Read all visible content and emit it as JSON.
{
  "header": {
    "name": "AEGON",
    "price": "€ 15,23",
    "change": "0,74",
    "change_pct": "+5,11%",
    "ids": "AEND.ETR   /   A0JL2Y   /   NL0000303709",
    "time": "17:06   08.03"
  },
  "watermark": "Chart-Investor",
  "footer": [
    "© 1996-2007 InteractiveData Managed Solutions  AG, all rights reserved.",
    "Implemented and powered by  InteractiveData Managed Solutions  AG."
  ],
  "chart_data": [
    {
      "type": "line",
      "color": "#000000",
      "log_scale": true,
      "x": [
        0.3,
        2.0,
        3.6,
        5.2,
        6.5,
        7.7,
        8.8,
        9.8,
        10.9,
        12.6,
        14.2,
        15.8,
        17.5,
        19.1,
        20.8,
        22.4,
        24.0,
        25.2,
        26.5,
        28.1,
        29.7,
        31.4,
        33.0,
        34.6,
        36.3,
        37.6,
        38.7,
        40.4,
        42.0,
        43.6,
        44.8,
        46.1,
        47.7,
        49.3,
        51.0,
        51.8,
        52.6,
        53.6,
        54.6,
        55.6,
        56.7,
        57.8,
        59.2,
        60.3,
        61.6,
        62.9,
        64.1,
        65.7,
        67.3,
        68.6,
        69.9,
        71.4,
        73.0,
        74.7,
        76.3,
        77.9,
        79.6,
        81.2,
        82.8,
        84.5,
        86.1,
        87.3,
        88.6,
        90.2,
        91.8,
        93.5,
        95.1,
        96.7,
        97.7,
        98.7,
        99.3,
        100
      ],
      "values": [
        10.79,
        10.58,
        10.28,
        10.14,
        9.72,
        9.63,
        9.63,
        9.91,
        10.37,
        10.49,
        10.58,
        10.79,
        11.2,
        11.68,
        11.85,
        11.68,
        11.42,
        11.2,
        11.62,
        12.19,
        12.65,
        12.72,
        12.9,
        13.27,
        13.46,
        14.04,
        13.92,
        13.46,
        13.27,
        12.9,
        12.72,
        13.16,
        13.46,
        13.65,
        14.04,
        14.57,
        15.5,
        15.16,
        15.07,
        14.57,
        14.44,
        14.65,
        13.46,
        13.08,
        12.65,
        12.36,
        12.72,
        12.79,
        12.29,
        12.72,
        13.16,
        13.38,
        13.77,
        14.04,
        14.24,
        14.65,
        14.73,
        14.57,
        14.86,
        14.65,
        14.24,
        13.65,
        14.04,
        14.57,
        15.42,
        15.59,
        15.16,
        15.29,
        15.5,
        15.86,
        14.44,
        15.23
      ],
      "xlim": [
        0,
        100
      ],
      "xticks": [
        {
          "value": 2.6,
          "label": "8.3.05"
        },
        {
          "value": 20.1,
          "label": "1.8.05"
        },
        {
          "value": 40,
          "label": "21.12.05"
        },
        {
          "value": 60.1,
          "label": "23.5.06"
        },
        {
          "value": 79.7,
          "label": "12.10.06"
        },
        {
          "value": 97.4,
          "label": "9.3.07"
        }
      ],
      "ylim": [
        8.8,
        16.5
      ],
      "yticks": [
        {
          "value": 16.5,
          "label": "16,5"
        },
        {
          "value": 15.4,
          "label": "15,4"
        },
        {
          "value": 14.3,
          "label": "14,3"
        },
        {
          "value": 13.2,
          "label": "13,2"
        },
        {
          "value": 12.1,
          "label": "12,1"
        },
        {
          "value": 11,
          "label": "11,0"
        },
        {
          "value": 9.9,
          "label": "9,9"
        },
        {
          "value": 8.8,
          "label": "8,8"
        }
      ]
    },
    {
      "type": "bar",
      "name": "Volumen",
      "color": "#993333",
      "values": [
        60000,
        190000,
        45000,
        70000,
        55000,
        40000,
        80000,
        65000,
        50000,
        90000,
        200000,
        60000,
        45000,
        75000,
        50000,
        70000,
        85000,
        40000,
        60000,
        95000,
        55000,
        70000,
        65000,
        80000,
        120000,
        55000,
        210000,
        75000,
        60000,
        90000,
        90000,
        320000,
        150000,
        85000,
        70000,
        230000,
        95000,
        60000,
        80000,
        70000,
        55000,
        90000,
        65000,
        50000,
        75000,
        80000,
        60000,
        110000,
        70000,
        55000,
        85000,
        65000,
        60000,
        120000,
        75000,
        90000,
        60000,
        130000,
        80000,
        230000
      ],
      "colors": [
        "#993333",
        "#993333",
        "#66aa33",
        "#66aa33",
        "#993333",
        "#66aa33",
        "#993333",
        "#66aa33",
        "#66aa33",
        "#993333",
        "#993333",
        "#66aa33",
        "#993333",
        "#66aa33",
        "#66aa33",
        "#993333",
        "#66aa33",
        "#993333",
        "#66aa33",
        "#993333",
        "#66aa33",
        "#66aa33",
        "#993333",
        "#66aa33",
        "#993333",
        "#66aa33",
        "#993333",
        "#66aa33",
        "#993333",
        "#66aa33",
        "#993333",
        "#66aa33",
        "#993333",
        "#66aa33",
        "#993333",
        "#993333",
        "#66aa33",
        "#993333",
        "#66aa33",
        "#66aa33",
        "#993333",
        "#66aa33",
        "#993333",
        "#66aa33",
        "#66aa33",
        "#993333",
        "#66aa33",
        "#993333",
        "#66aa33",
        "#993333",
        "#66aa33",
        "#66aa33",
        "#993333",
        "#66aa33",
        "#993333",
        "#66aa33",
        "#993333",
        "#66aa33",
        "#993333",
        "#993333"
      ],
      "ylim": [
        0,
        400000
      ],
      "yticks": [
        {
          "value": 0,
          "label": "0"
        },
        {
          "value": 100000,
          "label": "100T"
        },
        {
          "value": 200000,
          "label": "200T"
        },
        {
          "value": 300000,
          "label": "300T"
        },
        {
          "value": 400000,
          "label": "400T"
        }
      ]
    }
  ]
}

- - - -

__WHAT THE TASK ASKS__. Set down all of the entries exactly, please.

__OUTPUT FOR THIS TASK__.
Read all visible content and emit it as JSON.
{
  "header": {
    "name": "AEGON",
    "price": "€ 15,23",
    "change": "0,74",
    "change_pct": "+5,11%",
    "ids": "AEND.ETR   /   A0JL2Y   /   NL0000303709",
    "time": "17:06   08.03"
  },
  "watermark": "Chart-Investor",
  "footer": [
    "© 1996-2007 InteractiveData Managed Solutions  AG, all rights reserved.",
    "Implemented and powered by  InteractiveData Managed Solutions  AG."
  ],
  "chart_data": [
    {
      "type": "line",
      "color": "#000000",
      "log_scale": true,
      "x": [
        0.3,
        2.0,
        3.6,
        5.2,
        6.5,
        7.7,
        8.8,
        9.8,
        10.9,
        12.6,
        14.2,
        15.8,
        17.5,
        19.1,
        20.8,
        22.4,
        24.0,
        25.2,
        26.5,
        28.1,
        29.7,
        31.4,
        33.0,
        34.6,
        36.3,
        37.6,
        38.7,
        40.4,
        42.0,
        43.6,
        44.8,
        46.1,
        47.7,
        49.3,
        51.0,
        51.8,
        52.6,
        53.6,
        54.6,
        55.6,
        56.7,
        57.8,
        59.2,
        60.3,
        61.6,
        62.9,
        64.1,
        65.7,
        67.3,
        68.6,
        69.9,
        71.4,
        73.0,
        74.7,
        76.3,
        77.9,
        79.6,
        81.2,
        82.8,
        84.5,
        86.1,
        87.3,
        88.6,
        90.2,
        91.8,
        93.5,
        95.1,
        96.7,
        97.7,
        98.7,
        99.3,
        100
      ],
      "values": [
        10.79,
        10.58,
        10.28,
        10.14,
        9.72,
        9.63,
        9.63,
        9.91,
        10.37,
        10.49,
        10.58,
        10.79,
        11.2,
        11.68,
        11.85,
        11.68,
        11.42,
        11.2,
        11.62,
        12.19,
        12.65,
        12.72,
        12.9,
        13.27,
        13.46,
        14.04,
        13.92,
        13.46,
        13.27,
        12.9,
        12.72,
        13.16,
        13.46,
        13.65,
        14.04,
        14.57,
        15.5,
        15.16,
        15.07,
        14.57,
        14.44,
        14.65,
        13.46,
        13.08,
        12.65,
        12.36,
        12.72,
        12.79,
        12.29,
        12.72,
        13.16,
        13.38,
        13.77,
        14.04,
        14.24,
        14.65,
        14.73,
        14.57,
        14.86,
        14.65,
        14.24,
        13.65,
        14.04,
        14.57,
        15.42,
        15.59,
        15.16,
        15.29,
        15.5,
        15.86,
        14.44,
        15.23
      ],
      "xlim": [
        0,
        100
      ],
      "xticks": [
        {
          "value": 2.6,
          "label": "8.3.05"
        },
        {
          "value": 20.1,
          "label": "1.8.05"
        },
        {
          "value": 40,
          "label": "21.12.05"
        },
        {
          "value": 60.1,
          "label": "23.5.06"
        },
        {
          "value": 79.7,
          "label": "12.10.06"
        },
        {
          "value": 97.4,
          "label": "9.3.07"
        }
      ],
      "ylim": [
        8.8,
        16.5
      ],
      "yticks": [
        {
          "value": 16.5,
          "label": "16,5"
        },
        {
          "value": 15.4,
          "label": "15,4"
        },
        {
          "value": 14.3,
          "label": "14,3"
        },
        {
          "value": 13.2,
          "label": "13,2"
        },
        {
          "value": 12.1,
          "label": "12,1"
        },
        {
          "value": 11,
          "label": "11,0"
        },
        {
          "value": 9.9,
          "label": "9,9"
        },
        {
          "value": 8.8,
          "label": "8,8"
        }
      ]
    },
    {
      "type": "bar",
      "name": "Volumen",
      "color": "#993333",
      "values": [
        60000,
        190000,
        45000,
        70000,
        55000,
        40000,
        80000,
        65000,
        50000,
        90000,
        200000,
        60000,
        45000,
        75000,
        50000,
        70000,
        85000,
        40000,
        60000,
        95000,
        55000,
        70000,
        65000,
        80000,
        120000,
        55000,
        210000,
        75000,
        60000,
        90000,
        90000,
        320000,
        150000,
        85000,
        70000,
        230000,
        95000,
        60000,
        80000,
        70000,
        55000,
        90000,
        65000,
        50000,
        75000,
        80000,
        60000,
        110000,
        70000,
        55000,
        85000,
        65000,
        60000,
        120000,
        75000,
        90000,
        60000,
        130000,
        80000,
        230000
      ],
      "colors": [
        "#993333",
        "#993333",
        "#66aa33",
        "#66aa33",
        "#993333",
        "#66aa33",
        "#993333",
        "#66aa33",
        "#66aa33",
        "#993333",
        "#993333",
        "#66aa33",
        "#993333",
        "#66aa33",
        "#66aa33",
        "#993333",
        "#66aa33",
        "#993333",
        "#66aa33",
        "#993333",
        "#66aa33",
        "#66aa33",
        "#993333",
        "#66aa33",
        "#993333",
        "#66aa33",
        "#993333",
        "#66aa33",
        "#993333",
        "#66aa33",
        "#993333",
        "#66aa33",
        "#993333",
        "#66aa33",
        "#993333",
        "#993333",
        "#66aa33",
        "#993333",
        "#66aa33",
        "#66aa33",
        "#993333",
        "#66aa33",
        "#993333",
        "#66aa33",
        "#66aa33",
        "#993333",
        "#66aa33",
        "#993333",
        "#66aa33",
        "#993333",
        "#66aa33",
        "#66aa33",
        "#993333",
        "#66aa33",
        "#993333",
        "#66aa33",
        "#993333",
        "#66aa33",
        "#993333",
        "#993333"
      ],
      "ylim": [
        0,
        400000
      ],
      "yticks": [
        {
          "value": 0,
          "label": "0"
        },
        {
          "value": 100000,
          "label": "100T"
        },
        {
          "value": 200000,
          "label": "200T"
        },
        {
          "value": 300000,
          "label": "300T"
        },
        {
          "value": 400000,
          "label": "400T"
        }
      ]
    }
  ]
}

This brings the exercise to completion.